Check every line of the material below for "chlorella". Give the number of lines that have it, and only that.
### DATA ENTRIES ###
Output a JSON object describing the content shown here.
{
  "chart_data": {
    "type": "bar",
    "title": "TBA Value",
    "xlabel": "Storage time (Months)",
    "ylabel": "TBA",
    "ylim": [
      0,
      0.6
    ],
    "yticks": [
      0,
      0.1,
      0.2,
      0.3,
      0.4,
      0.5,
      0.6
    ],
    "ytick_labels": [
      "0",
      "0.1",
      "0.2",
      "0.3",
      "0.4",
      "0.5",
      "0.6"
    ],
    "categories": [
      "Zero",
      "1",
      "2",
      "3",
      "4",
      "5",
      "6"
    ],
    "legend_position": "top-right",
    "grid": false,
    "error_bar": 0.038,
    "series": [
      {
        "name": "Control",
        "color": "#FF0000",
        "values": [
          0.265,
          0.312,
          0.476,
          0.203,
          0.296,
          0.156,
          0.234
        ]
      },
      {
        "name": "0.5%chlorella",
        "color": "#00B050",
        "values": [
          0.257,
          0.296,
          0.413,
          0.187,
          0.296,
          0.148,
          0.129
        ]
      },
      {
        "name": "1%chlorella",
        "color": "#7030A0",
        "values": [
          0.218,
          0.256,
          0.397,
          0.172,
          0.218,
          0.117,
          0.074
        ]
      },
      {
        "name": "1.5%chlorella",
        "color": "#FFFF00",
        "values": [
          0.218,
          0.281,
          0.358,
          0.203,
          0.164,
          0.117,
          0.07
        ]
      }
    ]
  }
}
###
ANSWER FOR THIS EXERCISE: 3